Write every line of the material out exactly as shown.

→ EXERCISE MATERIALS:
--------
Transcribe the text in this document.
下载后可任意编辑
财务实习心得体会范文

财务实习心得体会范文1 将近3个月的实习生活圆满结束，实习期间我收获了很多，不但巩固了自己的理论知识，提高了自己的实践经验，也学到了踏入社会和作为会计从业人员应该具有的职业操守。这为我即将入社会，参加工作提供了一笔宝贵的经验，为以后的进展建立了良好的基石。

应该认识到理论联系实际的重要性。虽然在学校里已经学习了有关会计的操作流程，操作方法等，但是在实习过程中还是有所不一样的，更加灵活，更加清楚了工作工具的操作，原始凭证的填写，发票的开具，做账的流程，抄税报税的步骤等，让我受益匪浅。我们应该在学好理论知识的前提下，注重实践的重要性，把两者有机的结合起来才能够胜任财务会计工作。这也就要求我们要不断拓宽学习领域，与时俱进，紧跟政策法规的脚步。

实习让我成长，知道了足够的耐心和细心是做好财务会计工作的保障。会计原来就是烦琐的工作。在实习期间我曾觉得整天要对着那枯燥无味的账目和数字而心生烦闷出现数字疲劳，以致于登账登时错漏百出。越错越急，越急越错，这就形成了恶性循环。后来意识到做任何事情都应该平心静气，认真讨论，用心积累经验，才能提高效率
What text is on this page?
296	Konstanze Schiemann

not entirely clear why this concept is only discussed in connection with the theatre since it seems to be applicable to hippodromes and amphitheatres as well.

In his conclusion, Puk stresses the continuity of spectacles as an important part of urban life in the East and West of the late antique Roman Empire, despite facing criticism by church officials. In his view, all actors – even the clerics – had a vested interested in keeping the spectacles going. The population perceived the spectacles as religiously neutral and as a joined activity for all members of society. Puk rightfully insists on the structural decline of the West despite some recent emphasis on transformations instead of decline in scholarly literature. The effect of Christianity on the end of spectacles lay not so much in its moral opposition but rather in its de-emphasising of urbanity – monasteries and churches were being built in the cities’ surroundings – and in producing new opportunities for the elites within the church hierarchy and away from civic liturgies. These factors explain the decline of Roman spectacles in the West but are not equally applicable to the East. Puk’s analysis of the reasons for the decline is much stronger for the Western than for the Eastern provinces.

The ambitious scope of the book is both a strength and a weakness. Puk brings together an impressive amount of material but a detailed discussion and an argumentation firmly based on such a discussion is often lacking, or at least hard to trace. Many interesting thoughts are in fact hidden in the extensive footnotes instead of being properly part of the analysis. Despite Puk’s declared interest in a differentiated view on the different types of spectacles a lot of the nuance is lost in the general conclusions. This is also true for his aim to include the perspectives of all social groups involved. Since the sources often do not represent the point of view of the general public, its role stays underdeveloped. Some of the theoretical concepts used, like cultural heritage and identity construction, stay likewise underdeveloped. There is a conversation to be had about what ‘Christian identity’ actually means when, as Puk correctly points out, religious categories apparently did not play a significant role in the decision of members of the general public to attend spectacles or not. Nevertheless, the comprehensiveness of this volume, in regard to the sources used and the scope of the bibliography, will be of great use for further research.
--------
→ RESPONSE TO THE TASK:
Transcribe the text in this document.
下载后可任意编辑
财务实习心得体会范文

财务实习心得体会范文1 将近3个月的实习生活圆满结束，实习期间我收获了很多，不但巩固了自己的理论知识，提高了自己的实践经验，也学到了踏入社会和作为会计从业人员应该具有的职业操守。这为我即将入社会，参加工作提供了一笔宝贵的经验，为以后的进展建立了良好的基石。

应该认识到理论联系实际的重要性。虽然在学校里已经学习了有关会计的操作流程，操作方法等，但是在实习过程中还是有所不一样的，更加灵活，更加清楚了工作工具的操作，原始凭证的填写，发票的开具，做账的流程，抄税报税的步骤等，让我受益匪浅。我们应该在学好理论知识的前提下，注重实践的重要性，把两者有机的结合起来才能够胜任财务会计工作。这也就要求我们要不断拓宽学习领域，与时俱进，紧跟政策法规的脚步。

实习让我成长，知道了足够的耐心和细心是做好财务会计工作的保障。会计原来就是烦琐的工作。在实习期间我曾觉得整天要对着那枯燥无味的账目和数字而心生烦闷出现数字疲劳，以致于登账登时错漏百出。越错越急，越急越错，这就形成了恶性循环。后来意识到做任何事情都应该平心静气，认真讨论，用心积累经验，才能提高效率
What text is on this page?
296	Konstanze Schiemann

not entirely clear why this concept is only discussed in connection with the theatre since it seems to be applicable to hippodromes and amphitheatres as well.

In his conclusion, Puk stresses the continuity of spectacles as an important part of urban life in the East and West of the late antique Roman Empire, despite facing criticism by church officials. In his view, all actors – even the clerics – had a vested interested in keeping the spectacles going. The population perceived the spectacles as religiously neutral and as a joined activity for all members of society. Puk rightfully insists on the structural decline of the West despite some recent emphasis on transformations instead of decline in scholarly literature. The effect of Christianity on the end of spectacles lay not so much in its moral opposition but rather in its de-emphasising of urbanity – monasteries and churches were being built in the cities’ surroundings – and in producing new opportunities for the elites within the church hierarchy and away from civic liturgies. These factors explain the decline of Roman spectacles in the West but are not equally applicable to the East. Puk’s analysis of the reasons for the decline is much stronger for the Western than for the Eastern provinces.

The ambitious scope of the book is both a strength and a weakness. Puk brings together an impressive amount of material but a detailed discussion and an argumentation firmly based on such a discussion is often lacking, or at least hard to trace. Many interesting thoughts are in fact hidden in the extensive footnotes instead of being properly part of the analysis. Despite Puk’s declared interest in a differentiated view on the different types of spectacles a lot of the nuance is lost in the general conclusions. This is also true for his aim to include the perspectives of all social groups involved. Since the sources often do not represent the point of view of the general public, its role stays underdeveloped. Some of the theoretical concepts used, like cultural heritage and identity construction, stay likewise underdeveloped. There is a conversation to be had about what ‘Christian identity’ actually means when, as Puk correctly points out, religious categories apparently did not play a significant role in the decision of members of the general public to attend spectacles or not. Nevertheless, the comprehensiveness of this volume, in regard to the sources used and the scope of the bibliography, will be of great use for further research.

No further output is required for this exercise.